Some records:

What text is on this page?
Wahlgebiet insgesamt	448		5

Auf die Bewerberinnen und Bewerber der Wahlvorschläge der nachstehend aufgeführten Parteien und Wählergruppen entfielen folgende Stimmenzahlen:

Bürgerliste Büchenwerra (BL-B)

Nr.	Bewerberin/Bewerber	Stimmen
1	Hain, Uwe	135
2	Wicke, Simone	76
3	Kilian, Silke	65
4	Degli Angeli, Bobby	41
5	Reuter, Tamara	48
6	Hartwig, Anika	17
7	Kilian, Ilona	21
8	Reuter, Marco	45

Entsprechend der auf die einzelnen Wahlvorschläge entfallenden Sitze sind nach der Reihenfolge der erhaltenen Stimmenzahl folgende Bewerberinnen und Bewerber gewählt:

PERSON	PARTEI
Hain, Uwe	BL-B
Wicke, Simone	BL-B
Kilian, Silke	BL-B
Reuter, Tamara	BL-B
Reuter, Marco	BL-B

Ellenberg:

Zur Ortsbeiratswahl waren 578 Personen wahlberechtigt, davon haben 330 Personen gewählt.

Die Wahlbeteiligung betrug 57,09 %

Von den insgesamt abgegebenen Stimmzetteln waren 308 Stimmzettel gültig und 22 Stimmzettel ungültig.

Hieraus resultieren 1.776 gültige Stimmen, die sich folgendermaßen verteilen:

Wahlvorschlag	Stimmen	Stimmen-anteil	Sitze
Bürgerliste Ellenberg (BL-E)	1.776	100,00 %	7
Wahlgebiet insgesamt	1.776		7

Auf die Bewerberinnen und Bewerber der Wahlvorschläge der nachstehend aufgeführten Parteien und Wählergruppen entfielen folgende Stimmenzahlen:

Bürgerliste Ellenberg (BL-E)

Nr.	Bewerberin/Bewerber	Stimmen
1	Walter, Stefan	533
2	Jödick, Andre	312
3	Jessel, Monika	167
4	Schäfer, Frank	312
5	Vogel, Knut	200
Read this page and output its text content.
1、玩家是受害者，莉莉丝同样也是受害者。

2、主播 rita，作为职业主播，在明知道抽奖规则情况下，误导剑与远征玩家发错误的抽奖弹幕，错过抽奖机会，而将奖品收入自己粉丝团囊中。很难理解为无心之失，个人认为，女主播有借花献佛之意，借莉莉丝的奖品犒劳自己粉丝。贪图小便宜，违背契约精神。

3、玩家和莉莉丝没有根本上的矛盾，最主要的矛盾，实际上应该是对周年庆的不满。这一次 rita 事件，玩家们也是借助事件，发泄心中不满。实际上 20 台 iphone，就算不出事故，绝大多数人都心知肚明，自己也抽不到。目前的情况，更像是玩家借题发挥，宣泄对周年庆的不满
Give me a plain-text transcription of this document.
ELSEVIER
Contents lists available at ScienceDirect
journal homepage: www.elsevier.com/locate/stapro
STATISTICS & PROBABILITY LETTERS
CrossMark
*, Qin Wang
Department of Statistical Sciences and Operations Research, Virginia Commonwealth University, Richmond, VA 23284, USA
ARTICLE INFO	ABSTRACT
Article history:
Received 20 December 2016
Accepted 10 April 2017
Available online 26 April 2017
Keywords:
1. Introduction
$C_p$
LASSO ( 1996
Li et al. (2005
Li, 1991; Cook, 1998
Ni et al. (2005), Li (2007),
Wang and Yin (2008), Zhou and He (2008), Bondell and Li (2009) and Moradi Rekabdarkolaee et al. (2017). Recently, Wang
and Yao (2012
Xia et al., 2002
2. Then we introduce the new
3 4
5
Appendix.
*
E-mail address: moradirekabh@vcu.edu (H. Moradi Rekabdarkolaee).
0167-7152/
* * *
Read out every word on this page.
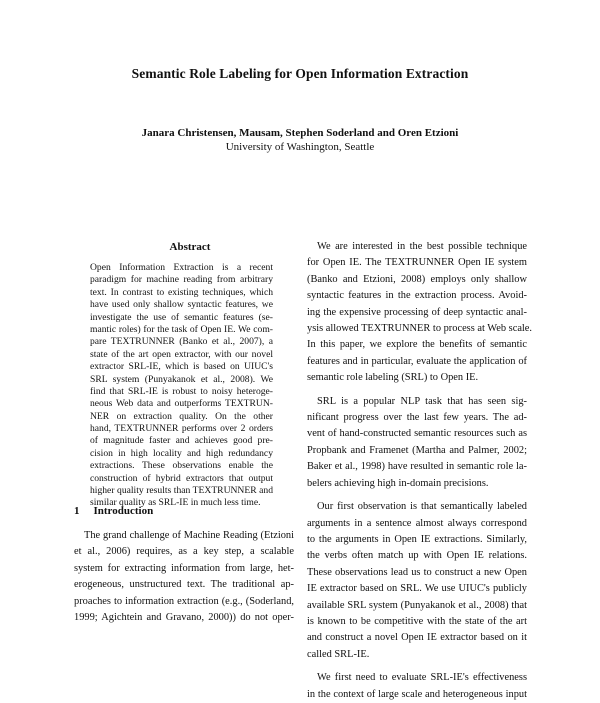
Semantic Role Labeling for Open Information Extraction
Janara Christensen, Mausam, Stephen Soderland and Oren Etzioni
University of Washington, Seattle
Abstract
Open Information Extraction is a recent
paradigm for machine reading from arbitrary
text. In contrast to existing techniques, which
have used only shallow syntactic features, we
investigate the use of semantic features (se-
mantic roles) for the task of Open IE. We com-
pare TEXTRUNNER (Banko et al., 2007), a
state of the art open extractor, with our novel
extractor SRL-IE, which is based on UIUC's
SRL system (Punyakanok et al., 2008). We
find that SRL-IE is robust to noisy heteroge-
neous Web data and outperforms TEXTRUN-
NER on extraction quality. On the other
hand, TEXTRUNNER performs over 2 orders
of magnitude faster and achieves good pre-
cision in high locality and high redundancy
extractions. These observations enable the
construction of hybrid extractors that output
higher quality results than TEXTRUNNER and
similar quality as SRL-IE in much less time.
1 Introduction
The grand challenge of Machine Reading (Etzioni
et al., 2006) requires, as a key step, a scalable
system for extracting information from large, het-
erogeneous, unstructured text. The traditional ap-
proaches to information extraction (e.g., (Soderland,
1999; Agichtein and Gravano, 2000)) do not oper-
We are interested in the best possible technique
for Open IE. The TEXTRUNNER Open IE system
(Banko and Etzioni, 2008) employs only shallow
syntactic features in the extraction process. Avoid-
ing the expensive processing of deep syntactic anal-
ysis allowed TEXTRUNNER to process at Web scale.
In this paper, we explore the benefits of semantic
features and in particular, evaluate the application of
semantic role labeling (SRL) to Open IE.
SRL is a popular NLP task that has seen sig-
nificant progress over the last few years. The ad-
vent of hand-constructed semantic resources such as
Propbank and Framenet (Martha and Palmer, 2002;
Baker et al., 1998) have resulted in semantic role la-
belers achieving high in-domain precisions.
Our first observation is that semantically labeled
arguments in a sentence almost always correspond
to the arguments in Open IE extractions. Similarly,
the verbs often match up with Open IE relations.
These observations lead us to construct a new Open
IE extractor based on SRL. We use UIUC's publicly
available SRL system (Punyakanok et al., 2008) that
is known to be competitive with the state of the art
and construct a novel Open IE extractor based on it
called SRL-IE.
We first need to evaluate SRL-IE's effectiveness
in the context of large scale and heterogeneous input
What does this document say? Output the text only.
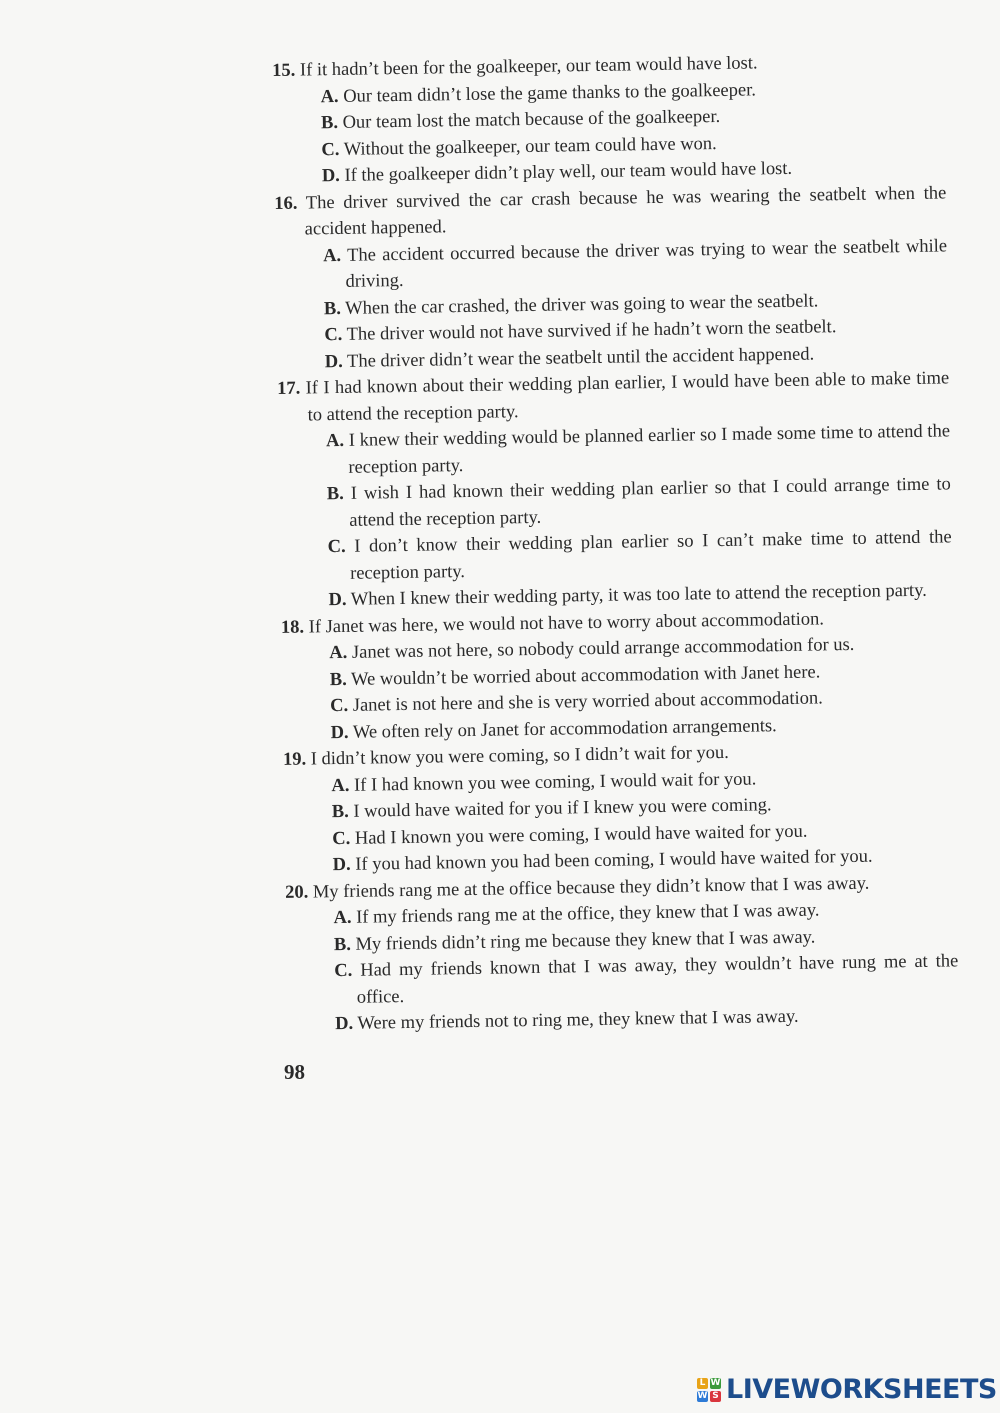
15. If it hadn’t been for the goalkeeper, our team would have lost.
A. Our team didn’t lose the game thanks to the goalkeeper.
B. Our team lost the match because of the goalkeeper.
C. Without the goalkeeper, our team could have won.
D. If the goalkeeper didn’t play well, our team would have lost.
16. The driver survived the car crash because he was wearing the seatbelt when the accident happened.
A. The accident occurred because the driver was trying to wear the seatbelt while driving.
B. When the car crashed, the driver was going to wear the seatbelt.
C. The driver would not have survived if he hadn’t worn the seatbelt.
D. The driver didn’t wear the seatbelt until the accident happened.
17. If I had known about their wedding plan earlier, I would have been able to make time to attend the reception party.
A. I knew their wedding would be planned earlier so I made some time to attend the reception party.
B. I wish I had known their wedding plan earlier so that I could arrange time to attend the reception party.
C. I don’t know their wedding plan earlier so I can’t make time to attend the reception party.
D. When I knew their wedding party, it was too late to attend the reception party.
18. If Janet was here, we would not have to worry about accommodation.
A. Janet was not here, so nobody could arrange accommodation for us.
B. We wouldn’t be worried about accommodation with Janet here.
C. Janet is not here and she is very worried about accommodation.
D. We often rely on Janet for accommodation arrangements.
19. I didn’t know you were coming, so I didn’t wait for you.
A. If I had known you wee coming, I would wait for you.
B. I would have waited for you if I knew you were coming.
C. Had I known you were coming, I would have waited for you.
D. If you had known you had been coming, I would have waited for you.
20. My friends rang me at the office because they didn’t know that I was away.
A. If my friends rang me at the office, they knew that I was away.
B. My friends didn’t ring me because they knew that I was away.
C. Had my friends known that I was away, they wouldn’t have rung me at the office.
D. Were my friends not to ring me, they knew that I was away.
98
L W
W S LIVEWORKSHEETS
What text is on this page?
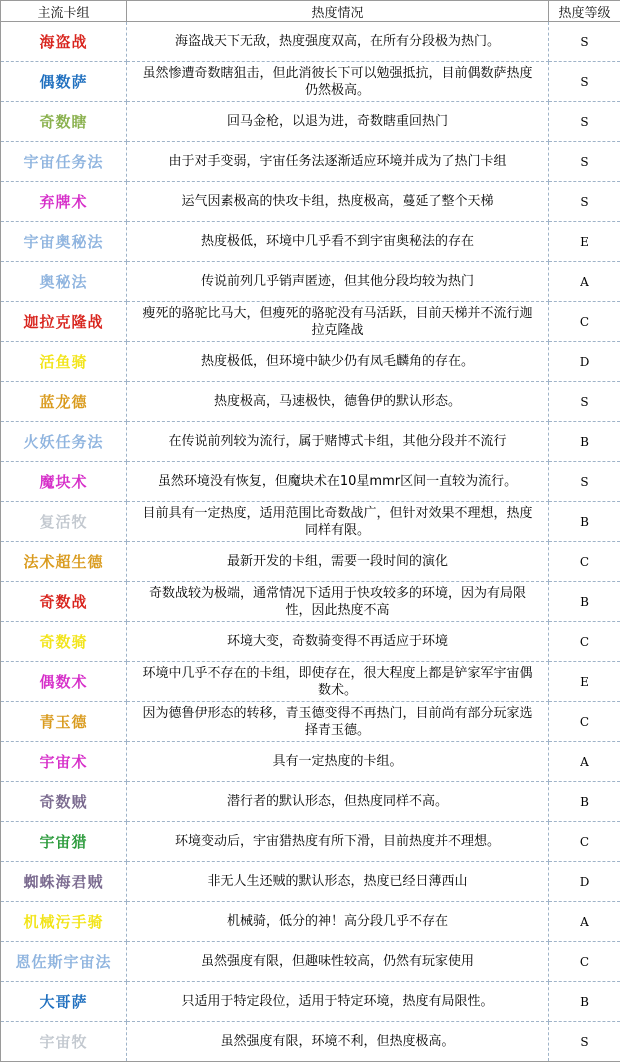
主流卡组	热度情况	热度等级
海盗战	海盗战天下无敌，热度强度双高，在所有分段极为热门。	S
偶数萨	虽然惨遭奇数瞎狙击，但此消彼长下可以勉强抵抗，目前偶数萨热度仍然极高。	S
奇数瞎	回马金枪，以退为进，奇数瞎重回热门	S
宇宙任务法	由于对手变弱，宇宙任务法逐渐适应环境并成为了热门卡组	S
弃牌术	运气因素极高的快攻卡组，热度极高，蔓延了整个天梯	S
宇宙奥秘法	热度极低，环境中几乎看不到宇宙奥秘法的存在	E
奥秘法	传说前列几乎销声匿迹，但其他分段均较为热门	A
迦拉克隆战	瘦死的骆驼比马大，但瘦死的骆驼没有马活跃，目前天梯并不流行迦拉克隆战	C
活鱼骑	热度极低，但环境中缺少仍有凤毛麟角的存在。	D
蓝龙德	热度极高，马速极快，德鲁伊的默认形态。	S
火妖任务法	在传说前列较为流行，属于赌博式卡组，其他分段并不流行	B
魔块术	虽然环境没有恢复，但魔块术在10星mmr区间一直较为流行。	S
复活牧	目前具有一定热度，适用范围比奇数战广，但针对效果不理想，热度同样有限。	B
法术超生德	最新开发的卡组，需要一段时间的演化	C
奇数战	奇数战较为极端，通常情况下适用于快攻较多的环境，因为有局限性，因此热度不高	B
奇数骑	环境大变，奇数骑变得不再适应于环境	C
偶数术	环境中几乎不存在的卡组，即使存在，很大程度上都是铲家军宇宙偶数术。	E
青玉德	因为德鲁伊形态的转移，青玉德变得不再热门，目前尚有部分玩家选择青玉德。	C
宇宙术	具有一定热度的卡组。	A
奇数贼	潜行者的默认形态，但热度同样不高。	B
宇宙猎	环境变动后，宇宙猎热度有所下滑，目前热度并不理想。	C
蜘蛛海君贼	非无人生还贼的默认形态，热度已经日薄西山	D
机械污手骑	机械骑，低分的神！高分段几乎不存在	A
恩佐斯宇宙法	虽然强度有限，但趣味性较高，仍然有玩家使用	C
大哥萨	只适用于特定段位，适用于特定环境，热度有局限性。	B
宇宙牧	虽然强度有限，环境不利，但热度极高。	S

> Exercise description:
Gather each line of the listing containing the word "Sitze" and show it.

> Final result:
Entsprechend der auf die einzelnen Wahlvorschläge entfallenden Sitze sind nach der Reihenfolge der erhaltenen Stimmenzahl folgende Bewerberinnen und Bewerber gewählt:
Wahlvorschlag	Stimmen	Stimmen-anteil	Sitze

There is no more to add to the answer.